**What you need to do:** Transcribe all of the records precisely as they are presented.
★ ★ ★ ★ ★
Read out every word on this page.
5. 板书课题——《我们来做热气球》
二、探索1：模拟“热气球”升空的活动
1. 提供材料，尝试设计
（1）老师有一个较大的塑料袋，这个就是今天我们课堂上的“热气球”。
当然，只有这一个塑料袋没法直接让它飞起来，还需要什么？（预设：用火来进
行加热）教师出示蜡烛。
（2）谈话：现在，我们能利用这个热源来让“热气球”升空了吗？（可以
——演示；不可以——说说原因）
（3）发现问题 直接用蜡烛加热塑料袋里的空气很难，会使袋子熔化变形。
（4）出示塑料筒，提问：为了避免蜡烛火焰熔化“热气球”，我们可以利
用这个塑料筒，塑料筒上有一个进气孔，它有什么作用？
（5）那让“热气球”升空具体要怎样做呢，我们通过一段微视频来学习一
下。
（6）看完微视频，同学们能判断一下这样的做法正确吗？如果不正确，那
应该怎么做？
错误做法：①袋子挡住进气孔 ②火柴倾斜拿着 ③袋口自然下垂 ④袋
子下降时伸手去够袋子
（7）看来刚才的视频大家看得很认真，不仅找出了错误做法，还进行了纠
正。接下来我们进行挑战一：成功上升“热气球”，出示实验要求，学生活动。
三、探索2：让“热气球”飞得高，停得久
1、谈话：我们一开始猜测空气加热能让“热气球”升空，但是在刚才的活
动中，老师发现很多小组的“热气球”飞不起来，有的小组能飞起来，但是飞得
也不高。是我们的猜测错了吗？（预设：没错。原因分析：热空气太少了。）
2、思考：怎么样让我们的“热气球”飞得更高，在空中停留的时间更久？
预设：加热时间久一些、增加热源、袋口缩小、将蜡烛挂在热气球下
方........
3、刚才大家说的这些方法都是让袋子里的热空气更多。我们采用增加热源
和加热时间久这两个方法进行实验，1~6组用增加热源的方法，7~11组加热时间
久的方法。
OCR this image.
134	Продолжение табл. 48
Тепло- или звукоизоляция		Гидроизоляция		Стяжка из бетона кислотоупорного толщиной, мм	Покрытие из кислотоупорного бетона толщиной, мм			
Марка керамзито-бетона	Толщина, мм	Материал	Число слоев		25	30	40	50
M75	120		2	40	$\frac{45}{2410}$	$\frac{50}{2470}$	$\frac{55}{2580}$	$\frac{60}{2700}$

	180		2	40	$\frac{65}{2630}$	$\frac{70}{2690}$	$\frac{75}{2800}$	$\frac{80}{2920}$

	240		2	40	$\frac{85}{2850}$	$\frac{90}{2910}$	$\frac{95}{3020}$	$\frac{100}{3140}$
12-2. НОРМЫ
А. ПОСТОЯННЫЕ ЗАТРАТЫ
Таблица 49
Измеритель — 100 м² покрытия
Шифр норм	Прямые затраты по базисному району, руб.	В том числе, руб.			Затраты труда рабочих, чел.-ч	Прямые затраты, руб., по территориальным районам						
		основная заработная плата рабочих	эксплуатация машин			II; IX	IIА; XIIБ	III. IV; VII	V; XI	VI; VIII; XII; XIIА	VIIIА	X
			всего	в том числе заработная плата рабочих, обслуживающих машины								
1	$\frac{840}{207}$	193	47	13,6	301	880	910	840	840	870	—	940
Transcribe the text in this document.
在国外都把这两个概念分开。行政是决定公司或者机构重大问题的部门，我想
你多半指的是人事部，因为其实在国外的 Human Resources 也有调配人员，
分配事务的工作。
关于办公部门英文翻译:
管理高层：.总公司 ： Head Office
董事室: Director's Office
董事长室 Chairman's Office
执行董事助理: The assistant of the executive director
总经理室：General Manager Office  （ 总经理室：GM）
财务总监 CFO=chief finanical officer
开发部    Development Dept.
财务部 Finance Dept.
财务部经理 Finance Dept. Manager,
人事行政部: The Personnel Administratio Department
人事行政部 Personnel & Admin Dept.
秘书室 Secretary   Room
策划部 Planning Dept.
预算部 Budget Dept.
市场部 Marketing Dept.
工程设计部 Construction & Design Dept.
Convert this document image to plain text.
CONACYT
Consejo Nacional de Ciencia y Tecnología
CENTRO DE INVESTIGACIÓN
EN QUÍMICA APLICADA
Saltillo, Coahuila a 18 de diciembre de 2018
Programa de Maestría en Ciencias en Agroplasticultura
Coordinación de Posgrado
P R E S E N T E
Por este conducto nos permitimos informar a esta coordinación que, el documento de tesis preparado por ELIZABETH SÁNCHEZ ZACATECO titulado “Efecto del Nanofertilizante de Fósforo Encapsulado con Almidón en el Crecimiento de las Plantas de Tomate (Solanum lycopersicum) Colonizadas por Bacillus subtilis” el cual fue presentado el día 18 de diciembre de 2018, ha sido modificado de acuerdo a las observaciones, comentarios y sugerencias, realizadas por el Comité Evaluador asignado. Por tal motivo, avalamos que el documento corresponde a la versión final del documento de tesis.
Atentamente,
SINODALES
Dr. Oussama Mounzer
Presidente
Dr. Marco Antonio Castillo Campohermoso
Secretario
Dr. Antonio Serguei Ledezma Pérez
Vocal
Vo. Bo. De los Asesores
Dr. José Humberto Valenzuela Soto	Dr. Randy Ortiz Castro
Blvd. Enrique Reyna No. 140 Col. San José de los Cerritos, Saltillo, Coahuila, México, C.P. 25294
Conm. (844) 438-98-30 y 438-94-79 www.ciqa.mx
★ ★ ★ ★ ★
**Task answer:**
Read out every word on this page.
5. 板书课题——《我们来做热气球》
二、探索1：模拟“热气球”升空的活动
1. 提供材料，尝试设计
（1）老师有一个较大的塑料袋，这个就是今天我们课堂上的“热气球”。
当然，只有这一个塑料袋没法直接让它飞起来，还需要什么？（预设：用火来进
行加热）教师出示蜡烛。
（2）谈话：现在，我们能利用这个热源来让“热气球”升空了吗？（可以
——演示；不可以——说说原因）
（3）发现问题 直接用蜡烛加热塑料袋里的空气很难，会使袋子熔化变形。
（4）出示塑料筒，提问：为了避免蜡烛火焰熔化“热气球”，我们可以利
用这个塑料筒，塑料筒上有一个进气孔，它有什么作用？
（5）那让“热气球”升空具体要怎样做呢，我们通过一段微视频来学习一
下。
（6）看完微视频，同学们能判断一下这样的做法正确吗？如果不正确，那
应该怎么做？
错误做法：①袋子挡住进气孔 ②火柴倾斜拿着 ③袋口自然下垂 ④袋
子下降时伸手去够袋子
（7）看来刚才的视频大家看得很认真，不仅找出了错误做法，还进行了纠
正。接下来我们进行挑战一：成功上升“热气球”，出示实验要求，学生活动。
三、探索2：让“热气球”飞得高，停得久
1、谈话：我们一开始猜测空气加热能让“热气球”升空，但是在刚才的活
动中，老师发现很多小组的“热气球”飞不起来，有的小组能飞起来，但是飞得
也不高。是我们的猜测错了吗？（预设：没错。原因分析：热空气太少了。）
2、思考：怎么样让我们的“热气球”飞得更高，在空中停留的时间更久？
预设：加热时间久一些、增加热源、袋口缩小、将蜡烛挂在热气球下
方........
3、刚才大家说的这些方法都是让袋子里的热空气更多。我们采用增加热源
和加热时间久这两个方法进行实验，1~6组用增加热源的方法，7~11组加热时间
久的方法。
OCR this image.
134	Продолжение табл. 48
Тепло- или звукоизоляция		Гидроизоляция		Стяжка из бетона кислотоупорного толщиной, мм	Покрытие из кислотоупорного бетона толщиной, мм			
Марка керамзито-бетона	Толщина, мм	Материал	Число слоев		25	30	40	50
M75	120		2	40	$\frac{45}{2410}$	$\frac{50}{2470}$	$\frac{55}{2580}$	$\frac{60}{2700}$

	180		2	40	$\frac{65}{2630}$	$\frac{70}{2690}$	$\frac{75}{2800}$	$\frac{80}{2920}$

	240		2	40	$\frac{85}{2850}$	$\frac{90}{2910}$	$\frac{95}{3020}$	$\frac{100}{3140}$
12-2. НОРМЫ
А. ПОСТОЯННЫЕ ЗАТРАТЫ
Таблица 49
Измеритель — 100 м² покрытия
Шифр норм	Прямые затраты по базисному району, руб.	В том числе, руб.			Затраты труда рабочих, чел.-ч	Прямые затраты, руб., по территориальным районам						
		основная заработная плата рабочих	эксплуатация машин			II; IX	IIА; XIIБ	III. IV; VII	V; XI	VI; VIII; XII; XIIА	VIIIА	X
			всего	в том числе заработная плата рабочих, обслуживающих машины								
1	$\frac{840}{207}$	193	47	13,6	301	880	910	840	840	870	—	940
Transcribe the text in this document.
在国外都把这两个概念分开。行政是决定公司或者机构重大问题的部门，我想
你多半指的是人事部，因为其实在国外的 Human Resources 也有调配人员，
分配事务的工作。
关于办公部门英文翻译:
管理高层：.总公司 ： Head Office
董事室: Director's Office
董事长室 Chairman's Office
执行董事助理: The assistant of the executive director
总经理室：General Manager Office  （ 总经理室：GM）
财务总监 CFO=chief finanical officer
开发部    Development Dept.
财务部 Finance Dept.
财务部经理 Finance Dept. Manager,
人事行政部: The Personnel Administratio Department
人事行政部 Personnel & Admin Dept.
秘书室 Secretary   Room
策划部 Planning Dept.
预算部 Budget Dept.
市场部 Marketing Dept.
工程设计部 Construction & Design Dept.
Convert this document image to plain text.
CONACYT
Consejo Nacional de Ciencia y Tecnología
CENTRO DE INVESTIGACIÓN
EN QUÍMICA APLICADA
Saltillo, Coahuila a 18 de diciembre de 2018
Programa de Maestría en Ciencias en Agroplasticultura
Coordinación de Posgrado
P R E S E N T E
Por este conducto nos permitimos informar a esta coordinación que, el documento de tesis preparado por ELIZABETH SÁNCHEZ ZACATECO titulado “Efecto del Nanofertilizante de Fósforo Encapsulado con Almidón en el Crecimiento de las Plantas de Tomate (Solanum lycopersicum) Colonizadas por Bacillus subtilis” el cual fue presentado el día 18 de diciembre de 2018, ha sido modificado de acuerdo a las observaciones, comentarios y sugerencias, realizadas por el Comité Evaluador asignado. Por tal motivo, avalamos que el documento corresponde a la versión final del documento de tesis.
Atentamente,
SINODALES
Dr. Oussama Mounzer
Presidente
Dr. Marco Antonio Castillo Campohermoso
Secretario
Dr. Antonio Serguei Ledezma Pérez
Vocal
Vo. Bo. De los Asesores
Dr. José Humberto Valenzuela Soto	Dr. Randy Ortiz Castro
Blvd. Enrique Reyna No. 140 Col. San José de los Cerritos, Saltillo, Coahuila, México, C.P. 25294
Conm. (844) 438-98-30 y 438-94-79 www.ciqa.mx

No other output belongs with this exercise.